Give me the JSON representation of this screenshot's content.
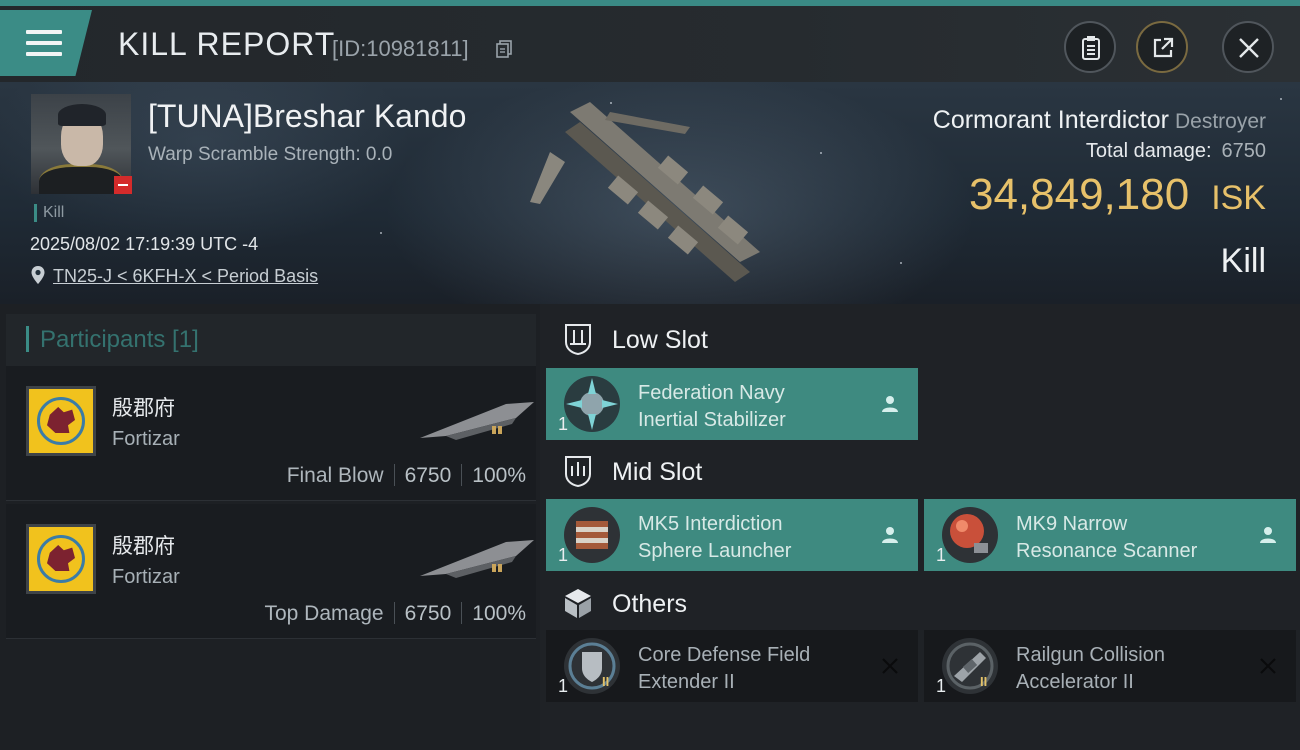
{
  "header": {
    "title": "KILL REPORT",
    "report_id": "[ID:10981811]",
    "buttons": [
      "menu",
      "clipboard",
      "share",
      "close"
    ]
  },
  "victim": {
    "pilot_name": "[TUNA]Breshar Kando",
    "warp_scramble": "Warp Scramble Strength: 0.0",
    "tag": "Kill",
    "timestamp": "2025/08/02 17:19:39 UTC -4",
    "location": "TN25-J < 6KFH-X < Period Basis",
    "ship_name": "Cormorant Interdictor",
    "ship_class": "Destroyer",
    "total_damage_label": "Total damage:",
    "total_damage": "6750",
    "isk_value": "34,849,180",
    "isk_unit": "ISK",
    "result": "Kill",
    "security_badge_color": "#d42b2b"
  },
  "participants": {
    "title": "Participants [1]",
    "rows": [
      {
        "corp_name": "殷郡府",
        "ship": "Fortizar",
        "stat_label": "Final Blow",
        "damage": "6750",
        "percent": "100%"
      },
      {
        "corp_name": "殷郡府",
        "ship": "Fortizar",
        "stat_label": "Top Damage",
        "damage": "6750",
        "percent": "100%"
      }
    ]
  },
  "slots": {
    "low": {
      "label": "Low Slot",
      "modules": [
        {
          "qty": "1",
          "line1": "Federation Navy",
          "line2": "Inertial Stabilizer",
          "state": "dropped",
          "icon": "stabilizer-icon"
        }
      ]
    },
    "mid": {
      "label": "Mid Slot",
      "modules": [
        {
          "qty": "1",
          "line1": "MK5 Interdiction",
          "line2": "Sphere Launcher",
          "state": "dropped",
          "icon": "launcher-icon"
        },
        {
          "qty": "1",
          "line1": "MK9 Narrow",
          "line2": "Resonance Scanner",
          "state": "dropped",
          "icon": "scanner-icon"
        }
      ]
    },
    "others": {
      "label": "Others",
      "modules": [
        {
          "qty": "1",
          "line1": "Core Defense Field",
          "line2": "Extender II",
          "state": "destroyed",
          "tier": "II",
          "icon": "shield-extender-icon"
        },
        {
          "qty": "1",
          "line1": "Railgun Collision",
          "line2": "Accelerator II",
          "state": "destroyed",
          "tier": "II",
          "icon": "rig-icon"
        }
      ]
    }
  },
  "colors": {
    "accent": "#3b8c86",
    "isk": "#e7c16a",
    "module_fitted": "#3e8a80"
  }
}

☆ ☆ ☆ ☆ ☆

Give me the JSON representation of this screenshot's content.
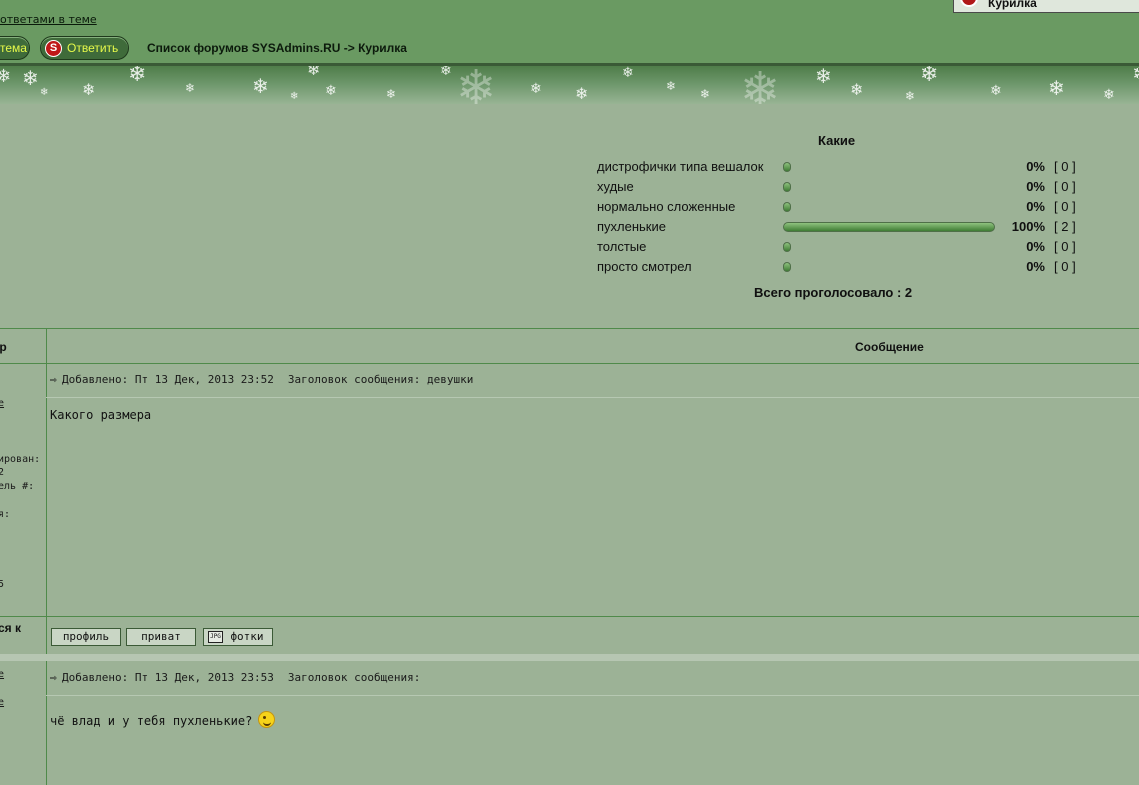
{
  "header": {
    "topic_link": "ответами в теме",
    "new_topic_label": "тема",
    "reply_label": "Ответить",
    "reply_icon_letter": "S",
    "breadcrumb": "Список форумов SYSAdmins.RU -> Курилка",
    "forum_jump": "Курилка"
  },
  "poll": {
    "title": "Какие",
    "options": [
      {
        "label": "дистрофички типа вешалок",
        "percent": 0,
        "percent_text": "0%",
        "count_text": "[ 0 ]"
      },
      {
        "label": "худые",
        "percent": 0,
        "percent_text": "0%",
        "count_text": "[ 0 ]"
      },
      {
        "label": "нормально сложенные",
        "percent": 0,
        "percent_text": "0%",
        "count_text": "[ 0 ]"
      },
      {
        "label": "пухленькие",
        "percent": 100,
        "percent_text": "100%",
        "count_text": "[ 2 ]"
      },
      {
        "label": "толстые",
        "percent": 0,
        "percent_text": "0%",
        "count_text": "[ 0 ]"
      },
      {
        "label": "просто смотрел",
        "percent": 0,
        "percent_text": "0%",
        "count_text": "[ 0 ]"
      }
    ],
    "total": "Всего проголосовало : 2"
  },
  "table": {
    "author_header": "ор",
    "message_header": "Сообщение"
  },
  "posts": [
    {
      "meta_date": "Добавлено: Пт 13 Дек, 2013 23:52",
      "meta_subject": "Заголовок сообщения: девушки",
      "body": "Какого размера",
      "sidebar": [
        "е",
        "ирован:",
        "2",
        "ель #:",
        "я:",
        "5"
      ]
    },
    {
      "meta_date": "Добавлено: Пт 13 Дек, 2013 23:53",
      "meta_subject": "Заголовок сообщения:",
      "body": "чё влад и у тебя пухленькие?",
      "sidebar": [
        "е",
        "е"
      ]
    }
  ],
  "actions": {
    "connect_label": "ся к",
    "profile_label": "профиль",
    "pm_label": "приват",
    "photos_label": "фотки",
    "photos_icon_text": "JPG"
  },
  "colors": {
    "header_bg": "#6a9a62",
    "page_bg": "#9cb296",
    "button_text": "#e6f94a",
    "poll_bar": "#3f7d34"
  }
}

☆ ☆ ☆ ☆ ☆

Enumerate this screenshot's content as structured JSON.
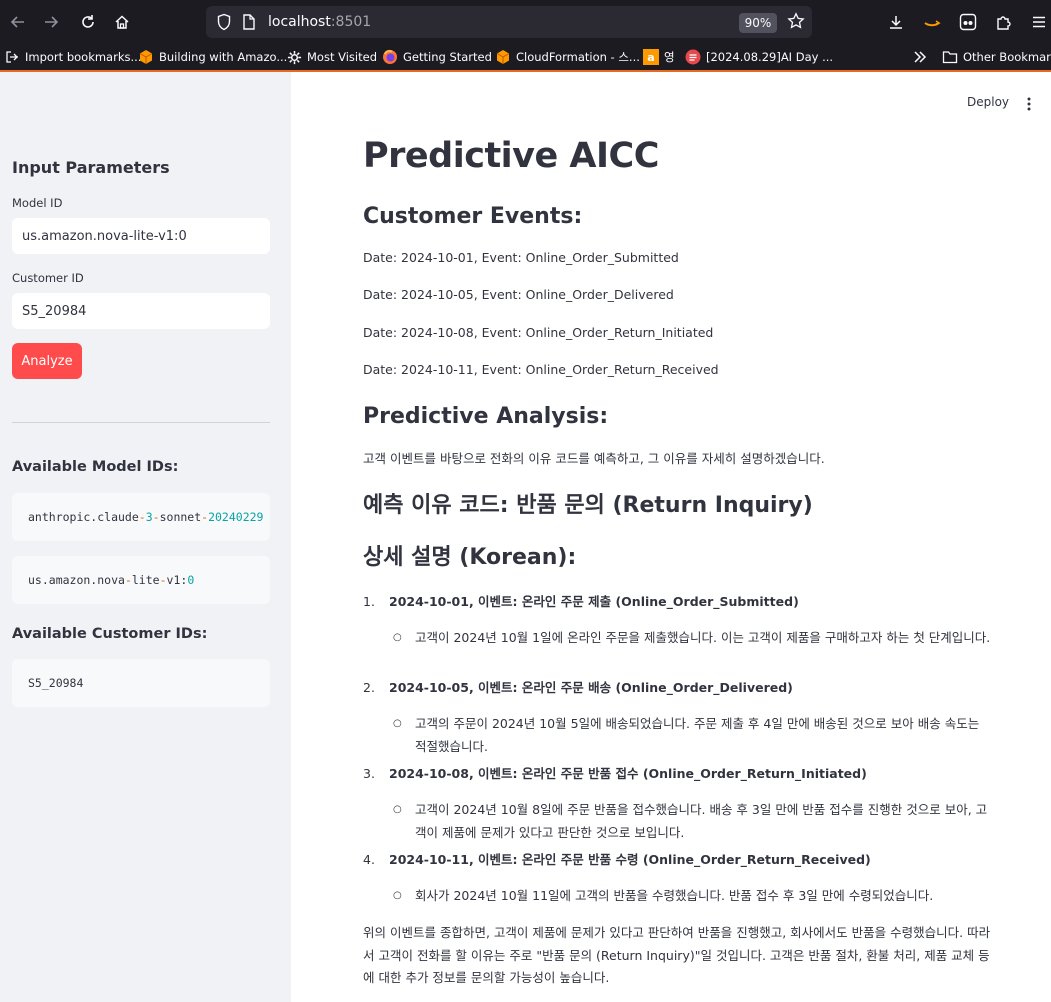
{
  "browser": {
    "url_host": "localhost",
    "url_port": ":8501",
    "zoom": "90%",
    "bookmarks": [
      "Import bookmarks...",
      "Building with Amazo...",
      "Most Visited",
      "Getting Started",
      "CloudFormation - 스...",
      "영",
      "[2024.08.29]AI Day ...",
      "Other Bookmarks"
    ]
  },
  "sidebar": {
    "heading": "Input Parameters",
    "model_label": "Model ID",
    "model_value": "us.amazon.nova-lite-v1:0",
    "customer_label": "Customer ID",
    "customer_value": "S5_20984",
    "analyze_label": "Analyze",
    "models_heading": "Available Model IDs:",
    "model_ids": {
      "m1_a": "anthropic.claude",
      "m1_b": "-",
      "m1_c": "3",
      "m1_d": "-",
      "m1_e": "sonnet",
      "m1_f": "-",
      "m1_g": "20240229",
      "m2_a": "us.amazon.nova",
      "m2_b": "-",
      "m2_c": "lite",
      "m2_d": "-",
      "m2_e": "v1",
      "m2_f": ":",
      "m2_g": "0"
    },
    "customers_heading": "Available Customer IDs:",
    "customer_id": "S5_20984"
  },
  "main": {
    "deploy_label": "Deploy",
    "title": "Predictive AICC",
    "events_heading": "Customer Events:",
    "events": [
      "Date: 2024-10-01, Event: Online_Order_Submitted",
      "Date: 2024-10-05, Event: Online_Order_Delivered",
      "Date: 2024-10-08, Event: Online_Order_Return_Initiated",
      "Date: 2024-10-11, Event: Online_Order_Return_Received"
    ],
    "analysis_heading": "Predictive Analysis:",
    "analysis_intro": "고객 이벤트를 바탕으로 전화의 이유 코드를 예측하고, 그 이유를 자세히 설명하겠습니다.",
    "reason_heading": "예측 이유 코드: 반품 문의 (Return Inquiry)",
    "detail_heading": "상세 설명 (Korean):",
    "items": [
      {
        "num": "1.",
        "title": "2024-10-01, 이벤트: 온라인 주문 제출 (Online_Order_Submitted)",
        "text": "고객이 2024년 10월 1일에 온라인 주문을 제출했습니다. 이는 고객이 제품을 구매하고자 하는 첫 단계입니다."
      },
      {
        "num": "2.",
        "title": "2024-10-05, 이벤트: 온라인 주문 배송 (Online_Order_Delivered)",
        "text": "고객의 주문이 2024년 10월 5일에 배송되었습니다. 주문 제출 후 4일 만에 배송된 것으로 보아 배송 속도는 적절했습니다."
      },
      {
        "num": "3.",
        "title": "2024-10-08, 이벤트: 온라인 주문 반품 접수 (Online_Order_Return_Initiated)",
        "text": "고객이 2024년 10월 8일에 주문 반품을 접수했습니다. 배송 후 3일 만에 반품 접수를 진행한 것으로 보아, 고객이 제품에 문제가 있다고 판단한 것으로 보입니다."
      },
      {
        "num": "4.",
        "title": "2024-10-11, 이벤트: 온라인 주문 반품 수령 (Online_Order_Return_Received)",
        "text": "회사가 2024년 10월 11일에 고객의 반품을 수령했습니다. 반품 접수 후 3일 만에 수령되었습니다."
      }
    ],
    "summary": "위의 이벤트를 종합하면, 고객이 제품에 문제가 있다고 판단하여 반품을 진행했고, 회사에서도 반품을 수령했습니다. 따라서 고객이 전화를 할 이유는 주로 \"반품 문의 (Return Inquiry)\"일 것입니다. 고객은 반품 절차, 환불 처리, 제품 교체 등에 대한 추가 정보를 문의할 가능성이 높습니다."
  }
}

☆ ☆ ☆ ☆ ☆

• [THE REQUEST]
Using the records above, say how many lines include the string "пухленькие". Only the number is wanted.

• [WRITTEN SOLUTION]
2